• Work required: Pictures don't belong in the copy; print all the records exactly.

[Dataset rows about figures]
============================================================
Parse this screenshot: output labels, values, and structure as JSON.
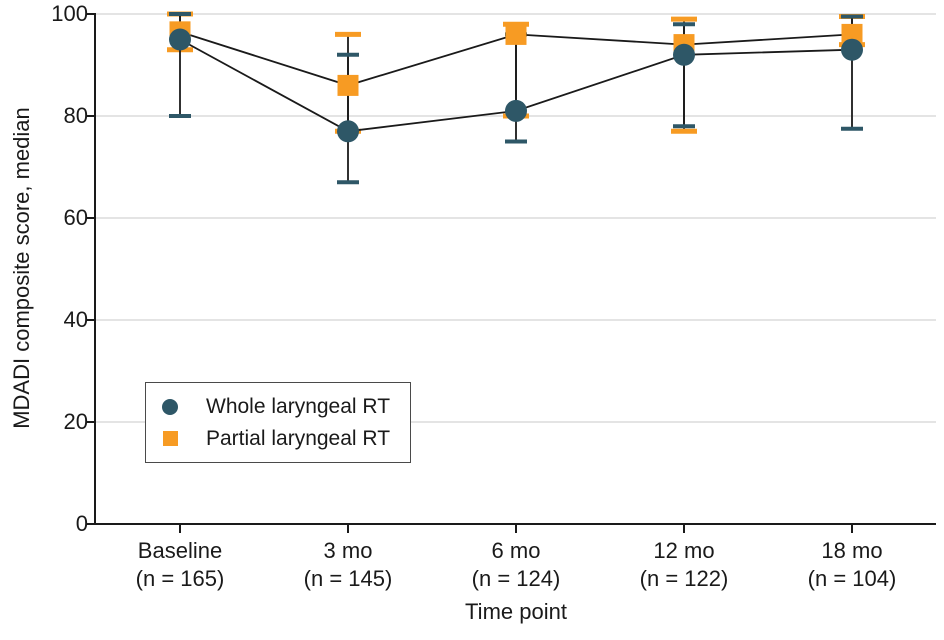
{
  "chart_data": {
    "type": "line",
    "title": "",
    "xlabel": "Time point",
    "ylabel": "MDADI composite score, median",
    "ylim": [
      0,
      100
    ],
    "yticks": [
      0,
      20,
      40,
      60,
      80,
      100
    ],
    "grid": true,
    "legend_position": "inside-lower-left",
    "grid_color": "#dbdbdb",
    "axis_color": "#1a1a1a",
    "connector_color": "#1a1a1a",
    "whisker_line_color": "#1a1a1a",
    "categories": [
      {
        "label": "Baseline",
        "n": "(n = 165)"
      },
      {
        "label": "3 mo",
        "n": "(n = 145)"
      },
      {
        "label": "6 mo",
        "n": "(n = 124)"
      },
      {
        "label": "12 mo",
        "n": "(n = 122)"
      },
      {
        "label": "18 mo",
        "n": "(n = 104)"
      }
    ],
    "series": [
      {
        "name": "Whole laryngeal RT",
        "marker": "circle",
        "color": "#2e5767",
        "median": [
          95,
          77,
          81,
          92,
          93
        ],
        "whisker_low": [
          80,
          67,
          75,
          78,
          77.5
        ],
        "whisker_high": [
          100,
          92,
          96,
          98,
          99.5
        ]
      },
      {
        "name": "Partial laryngeal RT",
        "marker": "square",
        "color": "#f79b23",
        "median": [
          96.5,
          86,
          96,
          94,
          96
        ],
        "whisker_low": [
          93,
          77,
          80,
          77,
          94
        ],
        "whisker_high": [
          100,
          96,
          98,
          99,
          99.5
        ]
      }
    ]
  }
}
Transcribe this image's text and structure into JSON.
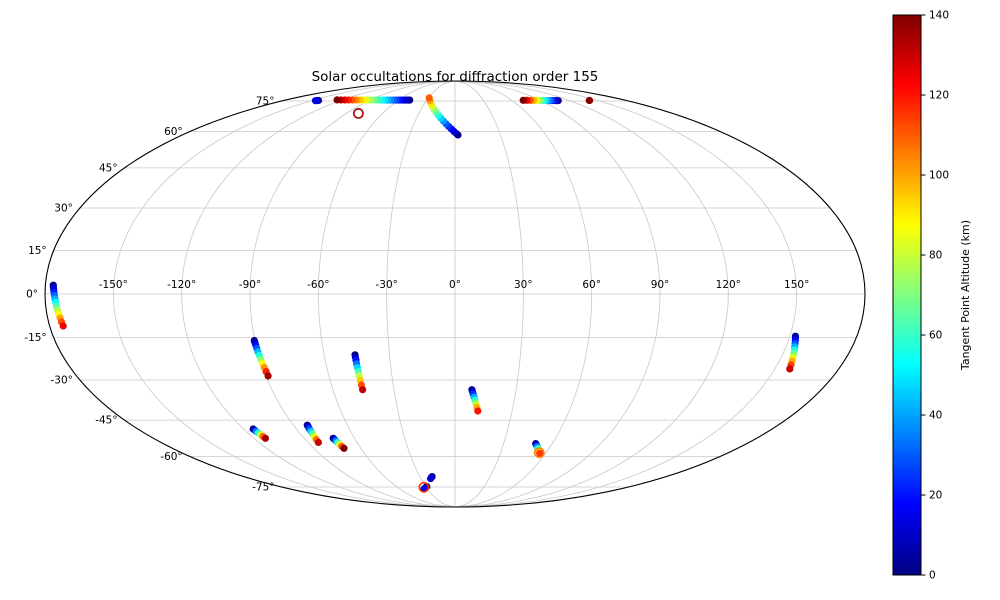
============================================================
• Answer for this exercise:
Parse this screenshot: output labels, values, and structure as JSON.
{
  "chart_data": {
    "type": "line",
    "title": "",
    "xlabel": "Time point",
    "ylabel": "MDADI composite score, median",
    "ylim": [
      0,
      100
    ],
    "yticks": [
      0,
      20,
      40,
      60,
      80,
      100
    ],
    "grid": true,
    "legend_position": "inside-lower-left",
    "grid_color": "#dbdbdb",
    "axis_color": "#1a1a1a",
    "connector_color": "#1a1a1a",
    "whisker_line_color": "#1a1a1a",
    "categories": [
      {
        "label": "Baseline",
        "n": "(n = 165)"
      },
      {
        "label": "3 mo",
        "n": "(n = 145)"
      },
      {
        "label": "6 mo",
        "n": "(n = 124)"
      },
      {
        "label": "12 mo",
        "n": "(n = 122)"
      },
      {
        "label": "18 mo",
        "n": "(n = 104)"
      }
    ],
    "series": [
      {
        "name": "Whole laryngeal RT",
        "marker": "circle",
        "color": "#2e5767",
        "median": [
          95,
          77,
          81,
          92,
          93
        ],
        "whisker_low": [
          80,
          67,
          75,
          78,
          77.5
        ],
        "whisker_high": [
          100,
          92,
          96,
          98,
          99.5
        ]
      },
      {
        "name": "Partial laryngeal RT",
        "marker": "square",
        "color": "#f79b23",
        "median": [
          96.5,
          86,
          96,
          94,
          96
        ],
        "whisker_low": [
          93,
          77,
          80,
          77,
          94
        ],
        "whisker_high": [
          100,
          96,
          98,
          99,
          99.5
        ]
      }
    ]
  }
}
Transcribe this image's text and structure into JSON.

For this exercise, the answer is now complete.